**What you will do**
Gather every line of the entries that includes the word "Títulos".

**Dataset records**
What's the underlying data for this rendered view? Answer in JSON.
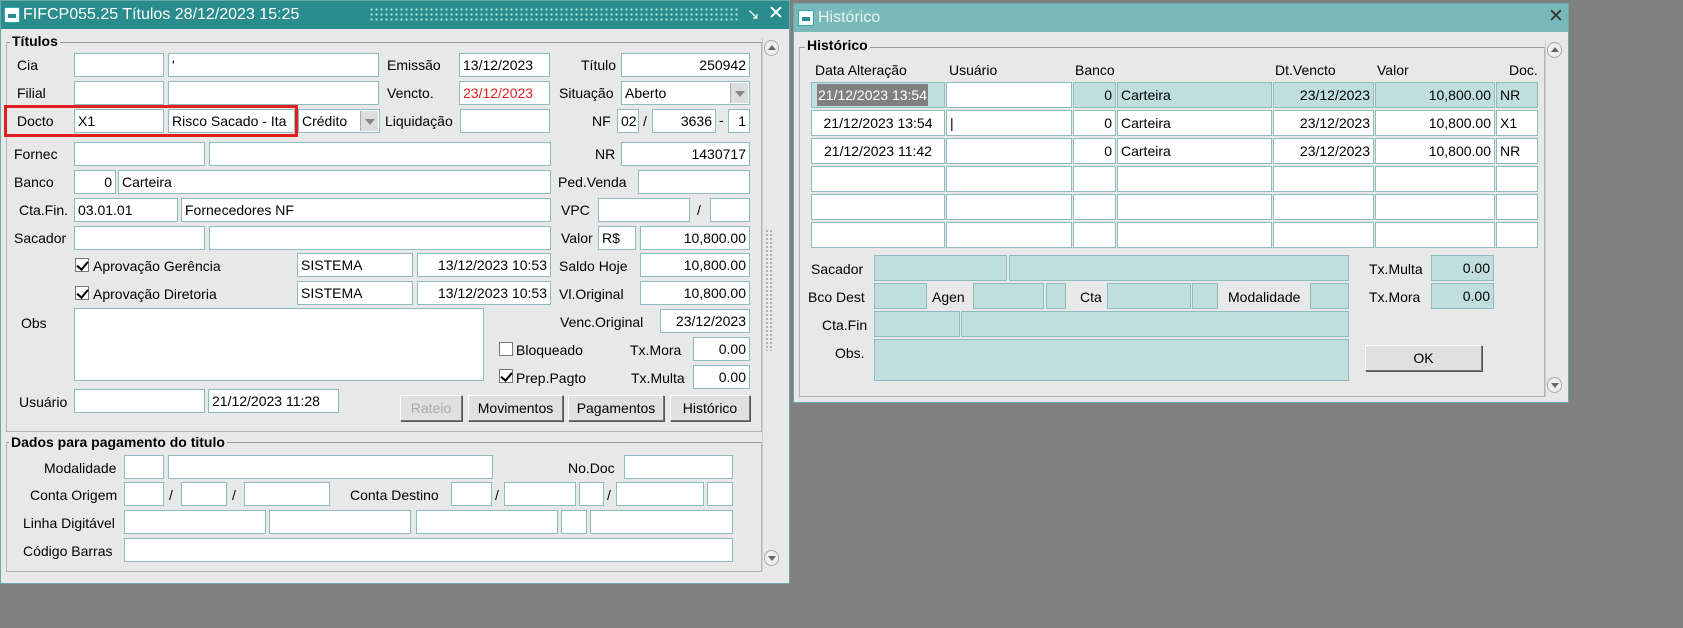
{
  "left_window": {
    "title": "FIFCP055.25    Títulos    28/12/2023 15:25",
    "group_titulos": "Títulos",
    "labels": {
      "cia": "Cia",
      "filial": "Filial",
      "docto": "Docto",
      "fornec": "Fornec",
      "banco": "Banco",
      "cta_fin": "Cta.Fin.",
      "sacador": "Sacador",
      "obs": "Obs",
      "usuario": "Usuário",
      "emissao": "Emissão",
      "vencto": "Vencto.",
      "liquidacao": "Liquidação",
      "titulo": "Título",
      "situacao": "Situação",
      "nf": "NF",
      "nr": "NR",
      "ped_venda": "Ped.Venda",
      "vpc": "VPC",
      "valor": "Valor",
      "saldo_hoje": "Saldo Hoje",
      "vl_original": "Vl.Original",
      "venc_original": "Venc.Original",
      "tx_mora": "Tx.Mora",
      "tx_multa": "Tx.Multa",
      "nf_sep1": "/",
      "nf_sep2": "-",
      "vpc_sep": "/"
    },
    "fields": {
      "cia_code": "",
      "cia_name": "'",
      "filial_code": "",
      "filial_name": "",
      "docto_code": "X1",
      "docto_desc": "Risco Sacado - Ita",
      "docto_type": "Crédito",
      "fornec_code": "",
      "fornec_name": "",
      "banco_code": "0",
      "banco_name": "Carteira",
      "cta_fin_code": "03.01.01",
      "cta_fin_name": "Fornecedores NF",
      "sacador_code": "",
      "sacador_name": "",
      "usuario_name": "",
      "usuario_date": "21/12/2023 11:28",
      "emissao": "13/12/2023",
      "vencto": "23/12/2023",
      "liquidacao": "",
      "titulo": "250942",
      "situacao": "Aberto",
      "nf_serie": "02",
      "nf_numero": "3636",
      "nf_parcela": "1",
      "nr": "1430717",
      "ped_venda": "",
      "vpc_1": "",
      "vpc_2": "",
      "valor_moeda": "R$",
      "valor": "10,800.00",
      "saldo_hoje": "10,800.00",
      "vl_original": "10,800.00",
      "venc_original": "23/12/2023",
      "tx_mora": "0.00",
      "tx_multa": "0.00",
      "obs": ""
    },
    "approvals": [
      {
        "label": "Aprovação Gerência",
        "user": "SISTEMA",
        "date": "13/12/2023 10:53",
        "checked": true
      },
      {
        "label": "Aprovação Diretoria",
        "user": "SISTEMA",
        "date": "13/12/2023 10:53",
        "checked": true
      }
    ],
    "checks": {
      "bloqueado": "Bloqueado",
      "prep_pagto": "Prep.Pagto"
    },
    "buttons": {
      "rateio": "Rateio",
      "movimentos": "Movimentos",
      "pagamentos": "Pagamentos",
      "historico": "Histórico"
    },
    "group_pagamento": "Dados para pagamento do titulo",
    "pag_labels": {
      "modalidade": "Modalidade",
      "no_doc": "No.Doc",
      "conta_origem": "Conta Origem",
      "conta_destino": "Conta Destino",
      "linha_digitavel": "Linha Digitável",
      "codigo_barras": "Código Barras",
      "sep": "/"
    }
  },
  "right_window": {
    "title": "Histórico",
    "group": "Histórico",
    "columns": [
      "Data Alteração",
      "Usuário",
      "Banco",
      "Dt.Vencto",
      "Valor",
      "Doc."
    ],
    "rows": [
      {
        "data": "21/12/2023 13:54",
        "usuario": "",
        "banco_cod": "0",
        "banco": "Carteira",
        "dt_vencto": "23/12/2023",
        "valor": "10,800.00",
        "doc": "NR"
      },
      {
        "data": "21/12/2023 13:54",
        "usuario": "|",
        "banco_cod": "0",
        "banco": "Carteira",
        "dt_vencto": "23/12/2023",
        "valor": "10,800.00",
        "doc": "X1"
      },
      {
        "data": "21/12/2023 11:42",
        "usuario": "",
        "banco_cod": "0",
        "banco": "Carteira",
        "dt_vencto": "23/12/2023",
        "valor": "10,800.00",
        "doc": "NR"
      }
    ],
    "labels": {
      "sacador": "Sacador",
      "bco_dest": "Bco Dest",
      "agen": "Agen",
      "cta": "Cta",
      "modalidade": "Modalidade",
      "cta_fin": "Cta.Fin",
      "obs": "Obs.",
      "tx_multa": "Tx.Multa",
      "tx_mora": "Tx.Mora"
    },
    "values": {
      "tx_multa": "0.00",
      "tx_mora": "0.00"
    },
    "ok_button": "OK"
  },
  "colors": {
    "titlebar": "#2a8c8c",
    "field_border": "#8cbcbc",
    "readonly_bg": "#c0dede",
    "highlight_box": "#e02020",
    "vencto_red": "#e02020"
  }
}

* * *

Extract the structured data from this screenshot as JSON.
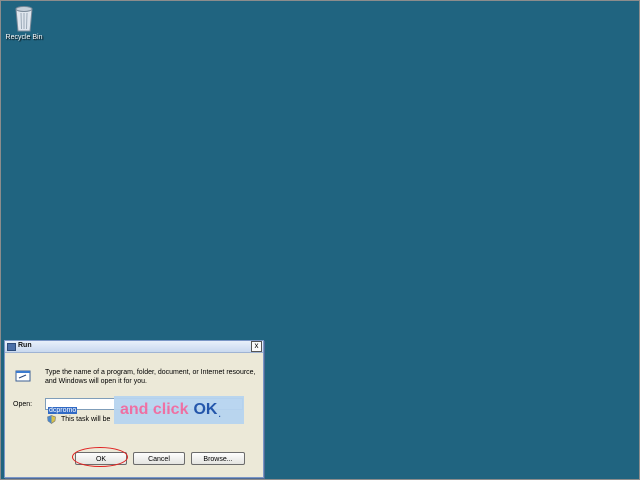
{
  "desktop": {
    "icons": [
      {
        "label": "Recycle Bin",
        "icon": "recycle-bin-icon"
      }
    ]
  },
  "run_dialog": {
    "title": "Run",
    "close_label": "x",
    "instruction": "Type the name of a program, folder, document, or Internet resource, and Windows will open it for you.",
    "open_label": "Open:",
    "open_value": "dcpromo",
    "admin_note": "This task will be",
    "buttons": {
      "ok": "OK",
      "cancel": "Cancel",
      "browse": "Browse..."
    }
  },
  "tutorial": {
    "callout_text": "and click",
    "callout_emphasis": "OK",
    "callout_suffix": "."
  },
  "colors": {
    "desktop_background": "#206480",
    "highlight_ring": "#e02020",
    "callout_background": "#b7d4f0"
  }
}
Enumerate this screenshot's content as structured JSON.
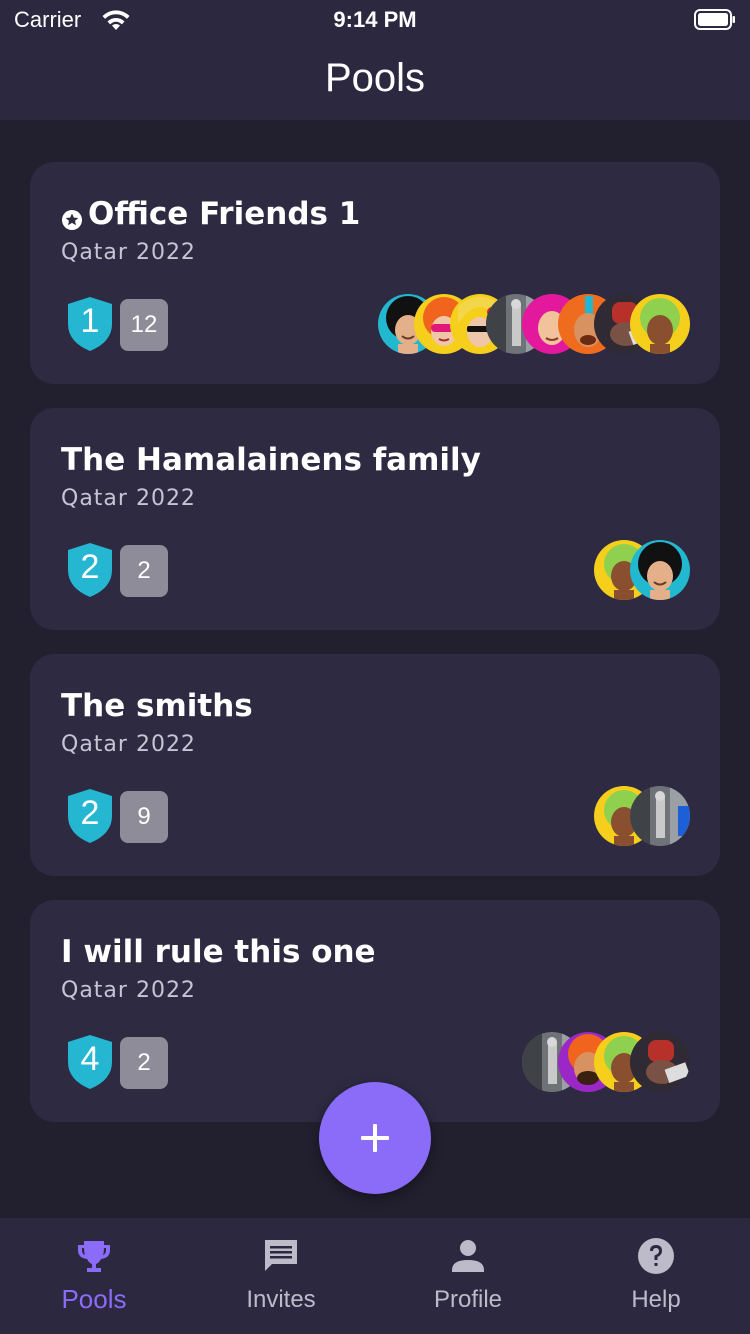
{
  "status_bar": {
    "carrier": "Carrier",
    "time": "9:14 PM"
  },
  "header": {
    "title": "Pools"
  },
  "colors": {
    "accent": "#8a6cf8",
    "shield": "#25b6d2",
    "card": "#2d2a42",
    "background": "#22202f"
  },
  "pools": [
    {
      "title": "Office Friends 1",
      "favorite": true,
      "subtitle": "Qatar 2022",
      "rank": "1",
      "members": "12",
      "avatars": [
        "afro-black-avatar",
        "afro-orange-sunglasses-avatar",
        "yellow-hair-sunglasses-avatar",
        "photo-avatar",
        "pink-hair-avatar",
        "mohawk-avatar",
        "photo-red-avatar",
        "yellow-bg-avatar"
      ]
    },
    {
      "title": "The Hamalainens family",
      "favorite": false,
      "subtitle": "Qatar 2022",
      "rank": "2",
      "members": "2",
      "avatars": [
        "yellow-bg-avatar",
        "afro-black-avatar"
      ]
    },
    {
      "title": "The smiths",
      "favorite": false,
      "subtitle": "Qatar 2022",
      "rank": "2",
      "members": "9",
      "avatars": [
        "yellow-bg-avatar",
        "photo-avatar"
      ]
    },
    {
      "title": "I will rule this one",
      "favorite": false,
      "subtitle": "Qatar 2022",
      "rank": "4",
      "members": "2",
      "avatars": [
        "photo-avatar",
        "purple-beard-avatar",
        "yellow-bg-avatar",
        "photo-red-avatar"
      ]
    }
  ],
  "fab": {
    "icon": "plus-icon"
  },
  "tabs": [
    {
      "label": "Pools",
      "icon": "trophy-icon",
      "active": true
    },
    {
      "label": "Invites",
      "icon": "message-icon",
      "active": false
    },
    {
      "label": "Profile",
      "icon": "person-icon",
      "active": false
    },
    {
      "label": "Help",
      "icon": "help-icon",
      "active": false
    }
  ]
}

**Reply**
    "title": "FIFCP055.25    Títulos    28/12/2023 15:25",
    "group_titulos": "Títulos",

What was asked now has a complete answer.